## WHAT THE TASK ASKS
Gather every line from the entries below that includes "Reopen".

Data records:
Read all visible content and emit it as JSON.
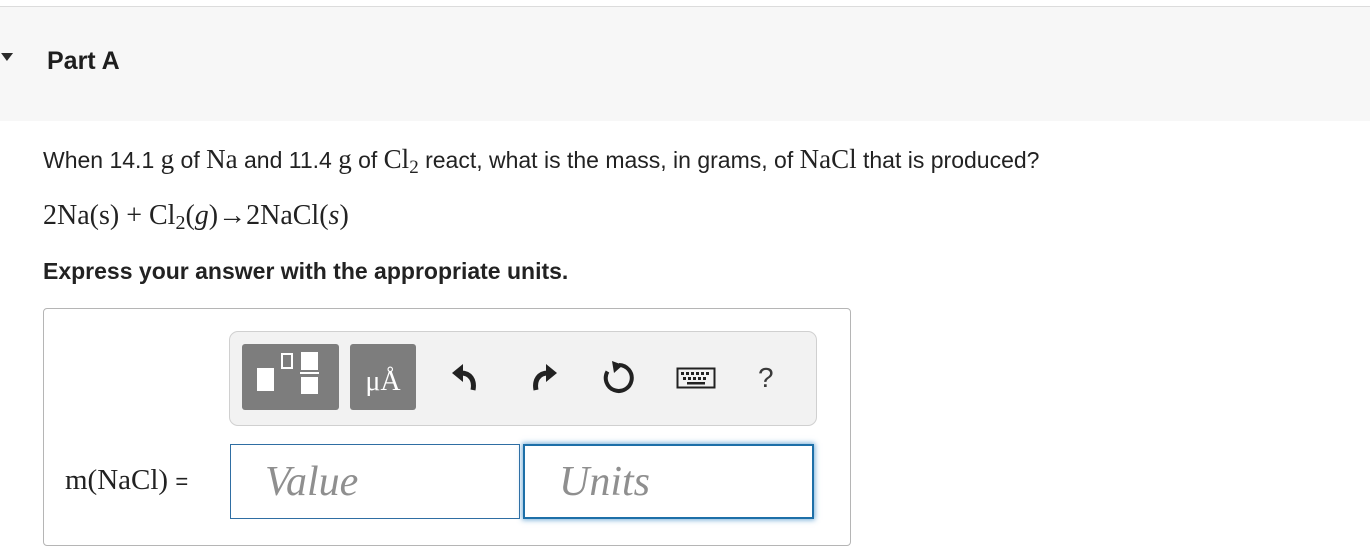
{
  "part": {
    "title": "Part A"
  },
  "question": {
    "pre": "When 14.1",
    "unit1": "g",
    "of1": "of",
    "species1": "Na",
    "and": "and 11.4",
    "unit2": "g",
    "of2": "of",
    "species2": "Cl",
    "species2_sub": "2",
    "mid": "react, what is the mass, in grams, of",
    "species3": "NaCl",
    "post": "that is produced?"
  },
  "equation": {
    "part1": "2Na(s) + Cl",
    "sub": "2",
    "part2": "(",
    "phase_g": "g",
    "part3": ")→2NaCl(",
    "phase_s": "s",
    "part4": ")"
  },
  "instruction": "Express your answer with the appropriate units.",
  "toolbar": {
    "templates_icon": "templates-icon",
    "units_label": "μÅ",
    "undo_icon": "undo-icon",
    "redo_icon": "redo-icon",
    "reset_icon": "reset-icon",
    "keyboard_icon": "keyboard-icon",
    "help_label": "?"
  },
  "answer": {
    "label": "m(NaCl)",
    "equals": "=",
    "value_placeholder": "Value",
    "units_placeholder": "Units"
  },
  "colors": {
    "header_bg": "#f7f7f7",
    "toolbar_button": "#7d7d7d",
    "input_border": "#2f6ea3",
    "focus_glow": "#3c8cc8"
  }
}
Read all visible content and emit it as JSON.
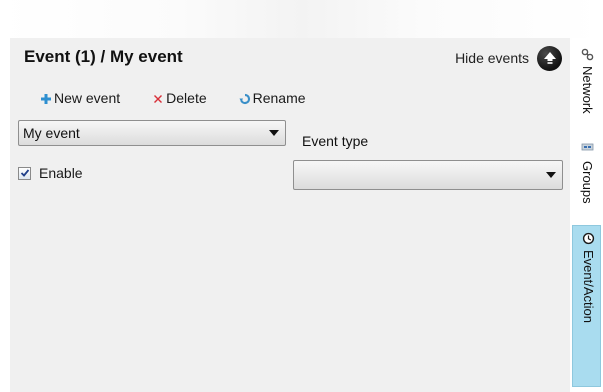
{
  "panel": {
    "title": "Event (1) / My event",
    "hide_events_label": "Hide events"
  },
  "toolbar": {
    "new_event_label": "New event",
    "delete_label": "Delete",
    "rename_label": "Rename"
  },
  "event_select": {
    "value": "My event"
  },
  "event_type": {
    "label": "Event type",
    "value": ""
  },
  "enable": {
    "label": "Enable",
    "checked": true
  },
  "side_tabs": [
    {
      "label": "Network",
      "icon": "network-icon",
      "active": false
    },
    {
      "label": "Groups",
      "icon": "groups-icon",
      "active": false
    },
    {
      "label": "Event/Action",
      "icon": "clock-icon",
      "active": true
    }
  ],
  "colors": {
    "panel_bg": "#f0f0f0",
    "active_tab": "#a9dcef"
  }
}
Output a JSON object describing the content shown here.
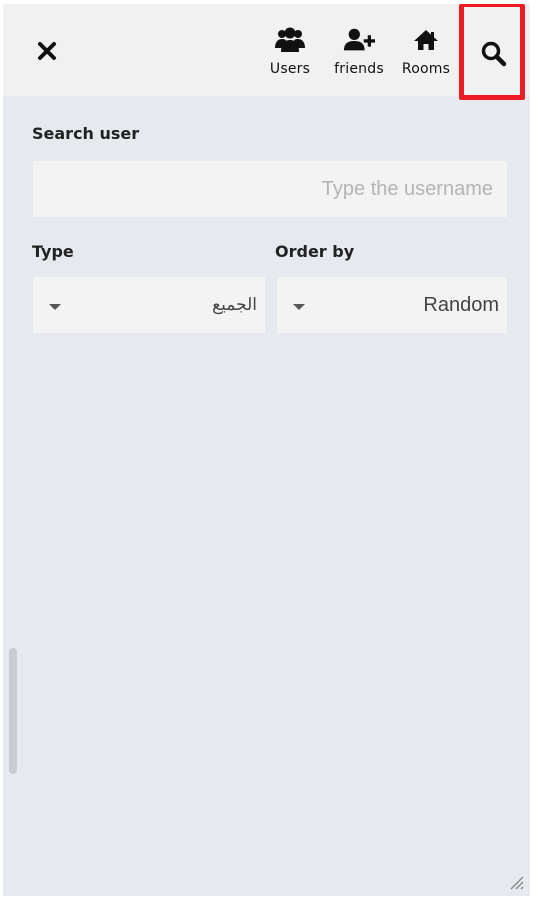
{
  "toolbar": {
    "close_icon": "close-icon",
    "items": [
      {
        "label": "Users",
        "icon": "users-icon"
      },
      {
        "label": "friends",
        "icon": "add-friend-icon"
      },
      {
        "label": "Rooms",
        "icon": "home-icon"
      },
      {
        "label": "",
        "icon": "search-icon"
      }
    ],
    "highlight_color": "#ee1c25"
  },
  "search": {
    "label": "Search user",
    "placeholder": "Type the username",
    "value": ""
  },
  "filters": {
    "type_label": "Type",
    "type_value": "الجميع",
    "order_label": "Order by",
    "order_value": "Random"
  },
  "colors": {
    "panel_bg": "#e6e9ed",
    "topbar_bg": "#f1f1f1",
    "field_bg": "#f3f3f3"
  }
}
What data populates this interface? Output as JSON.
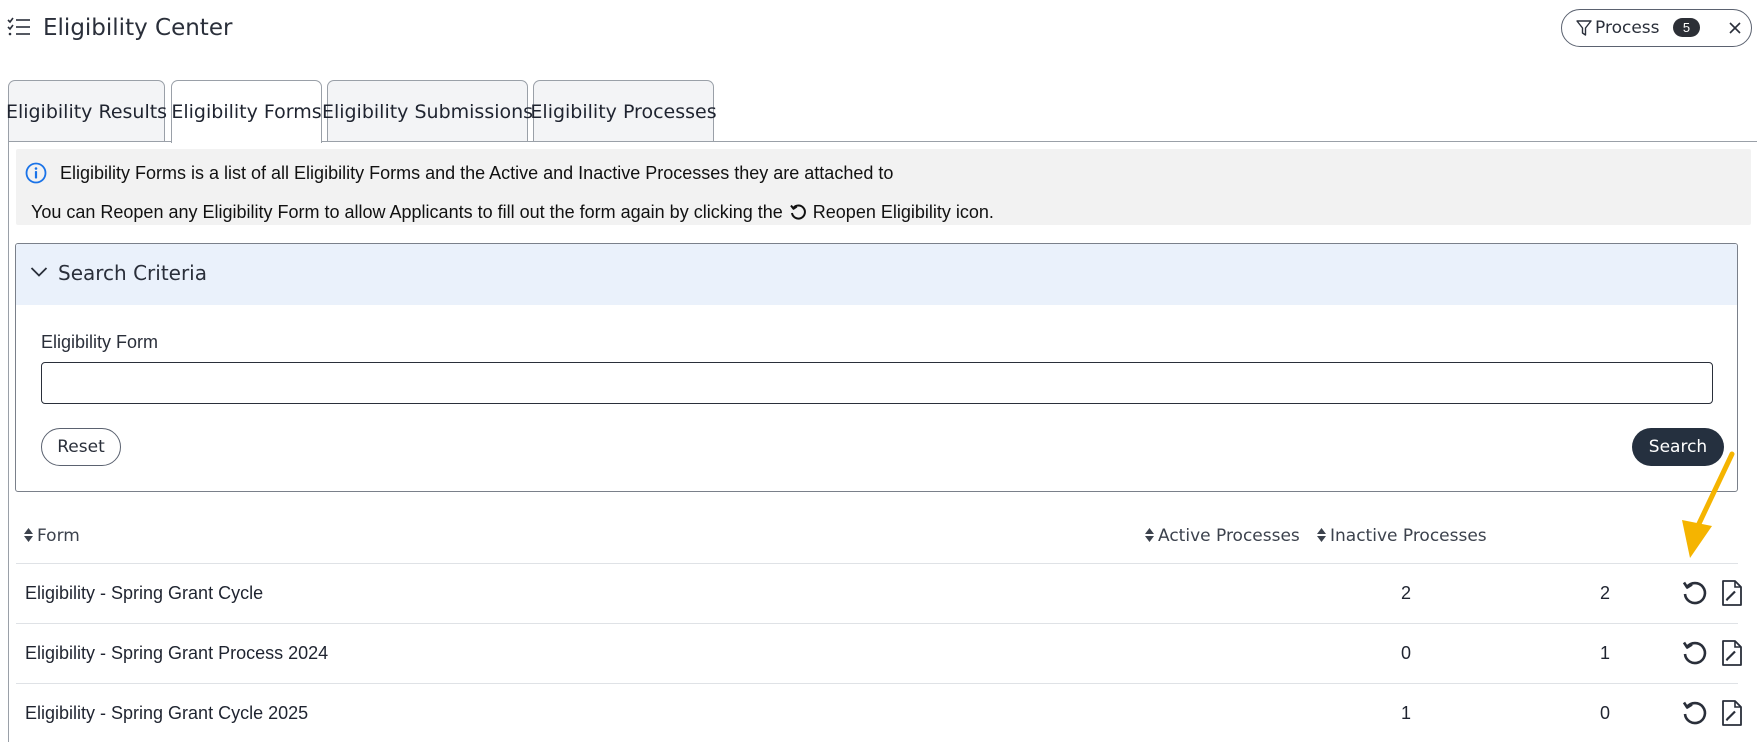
{
  "header": {
    "title": "Eligibility Center",
    "menu_icon": "list-check-icon",
    "filter_chip": {
      "label": "Process",
      "count": "5"
    }
  },
  "tabs": [
    {
      "label": "Eligibility Results",
      "active": false
    },
    {
      "label": "Eligibility Forms",
      "active": true
    },
    {
      "label": "Eligibility Submissions",
      "active": false
    },
    {
      "label": "Eligibility Processes",
      "active": false
    }
  ],
  "info": {
    "line1": "Eligibility Forms is a list of all Eligibility Forms and the Active and Inactive Processes they are attached to",
    "line2_before": "You can Reopen any Eligibility Form to allow Applicants to fill out the form again by clicking the",
    "line2_after": "Reopen Eligibility icon."
  },
  "search": {
    "title": "Search Criteria",
    "field_label": "Eligibility Form",
    "field_value": "",
    "reset_label": "Reset",
    "search_label": "Search"
  },
  "table": {
    "columns": {
      "form": "Form",
      "active": "Active Processes",
      "inactive": "Inactive Processes"
    },
    "rows": [
      {
        "form": "Eligibility - Spring Grant Cycle",
        "active": "2",
        "inactive": "2"
      },
      {
        "form": "Eligibility - Spring Grant Process 2024",
        "active": "0",
        "inactive": "1"
      },
      {
        "form": "Eligibility - Spring Grant Cycle 2025",
        "active": "1",
        "inactive": "0"
      }
    ]
  },
  "colors": {
    "accent_dark": "#25303f",
    "info_blue": "#1a73e8",
    "annotation_arrow": "#f5b400",
    "search_header_bg": "#eaf1fb"
  }
}
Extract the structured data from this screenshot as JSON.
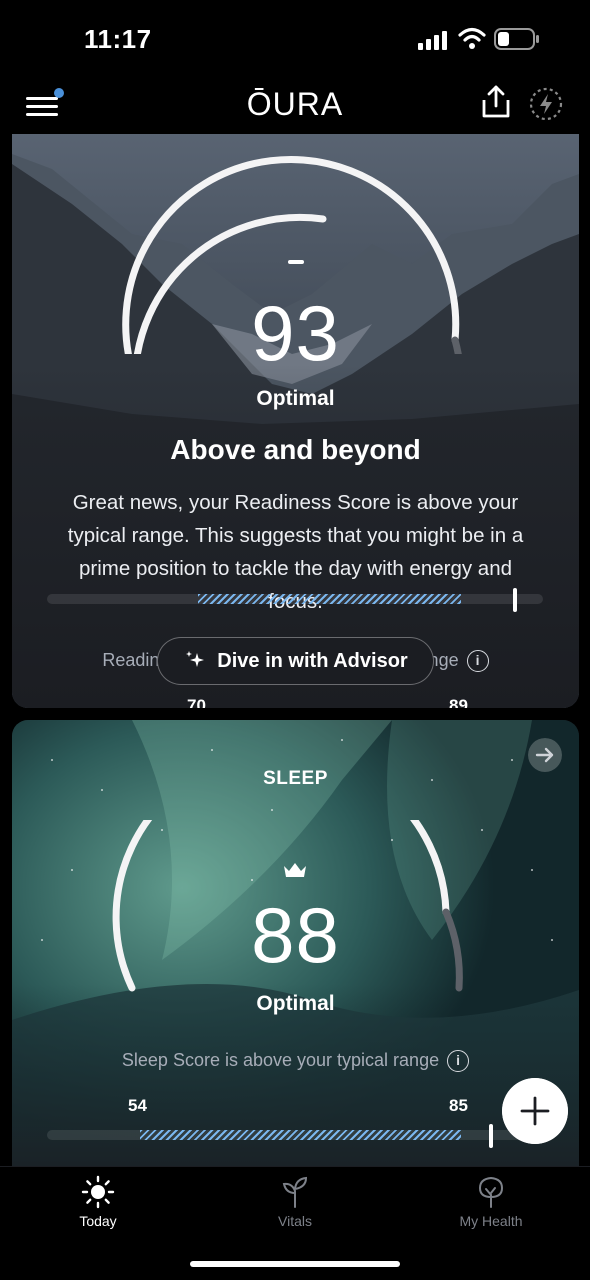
{
  "status_bar": {
    "time": "11:17"
  },
  "header": {
    "brand": "ŌURA",
    "menu_has_notification": true
  },
  "readiness": {
    "score": "93",
    "score_label": "Optimal",
    "headline": "Above and beyond",
    "body": "Great news, your Readiness Score is above your typical range. This suggests that you might be in a prime position to tackle the day with energy and focus.",
    "range_caption": "Readiness Score is above your typical range",
    "range_low": "70",
    "range_high": "89",
    "advisor_label": "Dive in with Advisor"
  },
  "sleep": {
    "title": "SLEEP",
    "score": "88",
    "score_label": "Optimal",
    "range_caption": "Sleep Score is above your typical range",
    "range_low": "54",
    "range_high": "85"
  },
  "tabs": [
    {
      "label": "Today",
      "active": true
    },
    {
      "label": "Vitals",
      "active": false
    },
    {
      "label": "My Health",
      "active": false
    }
  ],
  "colors": {
    "accent": "#7ab6ee",
    "card": "#1b1d22",
    "notification_dot": "#4a90d9"
  }
}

## COMPLETED EXERCISE
    "line2_before": "You can Reopen any Eligibility Form to allow Applicants to fill out the form again by clicking the",
    "line2_after": "Reopen Eligibility icon."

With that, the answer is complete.